==== Extrait retenu

Observer la parcelle aux heures chaudes
En cas d’alerte de vols, il faut donc aller vérifier dans la parcelle si un traitement se justifie. Arvalis conseille de surveiller les plantes dès la levée à différents endroits de la parcelle pour apprécier le taux de plantes abritant un ou plusieurs pucerons, et de traiter à partir de 10 % des plantes colonisées. Les observations sont à renouveler quinze jours après le traitement pour constater de nouvelles infestations éventuelles, et ce jusqu’aux premiers vrais gels.
Comment surveiller ses parcelles ? On pourra faire l’économie de celles emblavées avec des variétés résistantes à la JNO, sur lesquelles un traitement serait inutile. Pour les autres, l’observation est facilitée par beau temps. On évitera le matin (les pucerons se cachent au pied du feuillage) pour privilégier les heures chaudes du début d’après-midi, quand les pucerons montent sur les feuilles. Pluie, vent, nuages, heures précoces ou tardives de la journée compliquent l’observation, encore plus laborieuse au stade tallage. Si aucun puceron n’est observé en conditions défavorables, mieux vaut renouveler l’opération à un moment plus propice.

========

◆ Objet de la consigne
Répondez aux questions suivantes d'après l'extrait sur l'observation des parcelles :
1. À partir de quel pourcentage de plantes colonisées Arvalis conseille-t-il de traiter ?
2. Combien de temps après le traitement les observations sont-elles à renouveler ?
3. Où les pucerons se cachent-ils le matin ?
Les lignes qui suivent proviennent d'une autre source.

==== Données présentées

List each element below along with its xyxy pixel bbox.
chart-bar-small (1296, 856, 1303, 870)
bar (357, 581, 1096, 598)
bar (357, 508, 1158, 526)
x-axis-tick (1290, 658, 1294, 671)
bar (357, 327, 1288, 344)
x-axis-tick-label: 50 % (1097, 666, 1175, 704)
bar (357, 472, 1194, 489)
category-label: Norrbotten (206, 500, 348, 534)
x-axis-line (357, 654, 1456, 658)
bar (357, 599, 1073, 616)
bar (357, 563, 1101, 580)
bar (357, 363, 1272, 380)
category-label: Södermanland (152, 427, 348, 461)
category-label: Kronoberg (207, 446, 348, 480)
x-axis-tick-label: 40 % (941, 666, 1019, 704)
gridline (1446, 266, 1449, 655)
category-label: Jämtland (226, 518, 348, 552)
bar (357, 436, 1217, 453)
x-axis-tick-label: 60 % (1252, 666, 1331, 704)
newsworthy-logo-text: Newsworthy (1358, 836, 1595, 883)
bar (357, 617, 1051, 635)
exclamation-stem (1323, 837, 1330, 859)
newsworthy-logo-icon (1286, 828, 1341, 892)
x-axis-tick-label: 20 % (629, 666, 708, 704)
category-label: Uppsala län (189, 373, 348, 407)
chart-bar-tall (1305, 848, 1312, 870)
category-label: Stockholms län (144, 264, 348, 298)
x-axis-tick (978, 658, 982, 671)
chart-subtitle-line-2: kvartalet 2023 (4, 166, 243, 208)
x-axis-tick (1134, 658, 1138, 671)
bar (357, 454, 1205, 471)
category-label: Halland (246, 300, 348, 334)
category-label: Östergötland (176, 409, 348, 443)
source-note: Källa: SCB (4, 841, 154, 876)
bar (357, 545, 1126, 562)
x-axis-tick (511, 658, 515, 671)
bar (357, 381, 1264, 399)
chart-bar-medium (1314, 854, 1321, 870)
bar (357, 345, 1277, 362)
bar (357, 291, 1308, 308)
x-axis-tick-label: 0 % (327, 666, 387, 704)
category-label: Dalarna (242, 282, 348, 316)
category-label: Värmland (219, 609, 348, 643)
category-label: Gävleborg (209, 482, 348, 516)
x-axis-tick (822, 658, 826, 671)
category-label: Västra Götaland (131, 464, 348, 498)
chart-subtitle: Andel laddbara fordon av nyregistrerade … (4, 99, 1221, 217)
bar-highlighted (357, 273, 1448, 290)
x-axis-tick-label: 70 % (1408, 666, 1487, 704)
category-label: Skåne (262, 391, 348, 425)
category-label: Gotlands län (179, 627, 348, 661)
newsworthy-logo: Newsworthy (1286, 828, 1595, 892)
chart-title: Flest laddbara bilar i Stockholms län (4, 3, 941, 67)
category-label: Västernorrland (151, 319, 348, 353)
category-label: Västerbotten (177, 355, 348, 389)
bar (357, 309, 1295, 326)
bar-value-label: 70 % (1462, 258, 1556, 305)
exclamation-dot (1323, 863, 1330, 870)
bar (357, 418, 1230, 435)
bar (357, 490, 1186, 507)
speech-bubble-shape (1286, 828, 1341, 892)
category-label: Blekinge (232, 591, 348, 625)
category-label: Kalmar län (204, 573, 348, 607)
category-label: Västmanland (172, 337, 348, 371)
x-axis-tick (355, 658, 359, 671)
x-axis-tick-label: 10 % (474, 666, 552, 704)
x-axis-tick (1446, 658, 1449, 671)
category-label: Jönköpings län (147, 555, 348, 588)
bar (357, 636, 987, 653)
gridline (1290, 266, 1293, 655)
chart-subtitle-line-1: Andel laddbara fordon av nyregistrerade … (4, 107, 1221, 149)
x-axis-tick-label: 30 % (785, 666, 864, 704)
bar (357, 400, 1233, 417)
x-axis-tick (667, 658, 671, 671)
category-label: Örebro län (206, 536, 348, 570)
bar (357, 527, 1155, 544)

========

◆ Réponse à la consigne
1. À partir de 10 % des plantes colonisées.
2. Quinze jours après le traitement.
3. Au pied du feuillage.